_Goal:_ Find each line in the material below that contains the word "Connected", and copy those lines.
* START Input for this task *
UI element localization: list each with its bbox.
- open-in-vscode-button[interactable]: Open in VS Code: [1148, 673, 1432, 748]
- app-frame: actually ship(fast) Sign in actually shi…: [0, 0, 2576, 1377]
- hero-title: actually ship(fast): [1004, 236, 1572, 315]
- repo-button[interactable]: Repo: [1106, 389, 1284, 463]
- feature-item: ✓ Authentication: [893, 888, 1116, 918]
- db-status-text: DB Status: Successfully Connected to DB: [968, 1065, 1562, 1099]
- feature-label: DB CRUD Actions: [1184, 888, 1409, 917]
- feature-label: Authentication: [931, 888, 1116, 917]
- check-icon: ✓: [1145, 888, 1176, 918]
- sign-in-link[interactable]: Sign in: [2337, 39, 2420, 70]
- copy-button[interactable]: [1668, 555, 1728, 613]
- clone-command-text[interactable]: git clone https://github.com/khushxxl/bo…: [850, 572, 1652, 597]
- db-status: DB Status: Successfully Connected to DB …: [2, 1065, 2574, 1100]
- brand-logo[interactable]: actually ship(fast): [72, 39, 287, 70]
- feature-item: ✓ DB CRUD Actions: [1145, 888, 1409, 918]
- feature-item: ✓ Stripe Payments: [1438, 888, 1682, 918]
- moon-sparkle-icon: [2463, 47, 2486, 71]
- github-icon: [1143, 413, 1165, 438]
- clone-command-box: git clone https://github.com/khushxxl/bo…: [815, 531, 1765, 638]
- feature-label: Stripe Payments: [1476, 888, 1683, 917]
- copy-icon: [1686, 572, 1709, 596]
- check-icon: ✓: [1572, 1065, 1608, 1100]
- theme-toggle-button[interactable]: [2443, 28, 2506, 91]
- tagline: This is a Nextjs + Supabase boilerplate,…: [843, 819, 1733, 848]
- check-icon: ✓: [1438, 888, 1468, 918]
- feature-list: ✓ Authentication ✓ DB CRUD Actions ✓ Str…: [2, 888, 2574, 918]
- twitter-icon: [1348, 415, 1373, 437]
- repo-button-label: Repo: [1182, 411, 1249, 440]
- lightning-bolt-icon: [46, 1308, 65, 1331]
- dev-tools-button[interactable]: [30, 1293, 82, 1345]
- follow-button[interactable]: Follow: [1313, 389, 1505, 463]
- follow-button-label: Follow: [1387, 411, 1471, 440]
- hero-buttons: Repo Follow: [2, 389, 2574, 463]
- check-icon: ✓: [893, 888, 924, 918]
* END Input for this task *
_Result of the exercise:_
- db-status-text: DB Status: Successfully Connected to DB: [968, 1065, 1562, 1099]
- db-status: DB Status: Successfully Connected to DB …: [2, 1065, 2574, 1100]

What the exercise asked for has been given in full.